STATED TASK:
Below are the entries; state how many of their lines contain the string "name", and nothing more.

Collected data entries:
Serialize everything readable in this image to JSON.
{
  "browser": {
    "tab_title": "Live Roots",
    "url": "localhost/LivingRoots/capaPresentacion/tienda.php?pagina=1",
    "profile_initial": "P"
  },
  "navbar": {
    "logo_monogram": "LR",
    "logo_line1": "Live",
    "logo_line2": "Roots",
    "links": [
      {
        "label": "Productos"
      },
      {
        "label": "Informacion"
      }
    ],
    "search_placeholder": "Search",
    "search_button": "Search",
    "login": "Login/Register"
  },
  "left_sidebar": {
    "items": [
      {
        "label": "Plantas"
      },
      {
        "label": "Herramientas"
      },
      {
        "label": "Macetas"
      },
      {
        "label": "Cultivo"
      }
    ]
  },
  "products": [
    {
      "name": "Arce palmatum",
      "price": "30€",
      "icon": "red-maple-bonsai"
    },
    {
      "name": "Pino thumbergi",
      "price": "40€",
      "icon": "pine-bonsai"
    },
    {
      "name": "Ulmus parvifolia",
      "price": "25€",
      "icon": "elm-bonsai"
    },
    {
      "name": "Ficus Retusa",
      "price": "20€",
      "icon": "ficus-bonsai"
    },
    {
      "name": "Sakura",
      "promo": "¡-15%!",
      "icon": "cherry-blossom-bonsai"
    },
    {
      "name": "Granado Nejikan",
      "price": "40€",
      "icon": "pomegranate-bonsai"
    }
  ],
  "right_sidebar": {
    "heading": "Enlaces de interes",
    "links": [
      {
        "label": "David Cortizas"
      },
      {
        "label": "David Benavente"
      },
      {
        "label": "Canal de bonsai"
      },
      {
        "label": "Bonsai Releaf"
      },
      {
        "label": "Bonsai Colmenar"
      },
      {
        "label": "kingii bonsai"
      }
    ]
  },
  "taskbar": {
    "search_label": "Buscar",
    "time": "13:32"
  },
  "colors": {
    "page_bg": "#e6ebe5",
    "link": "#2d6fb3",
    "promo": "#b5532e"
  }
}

CORRECT ANSWER:
6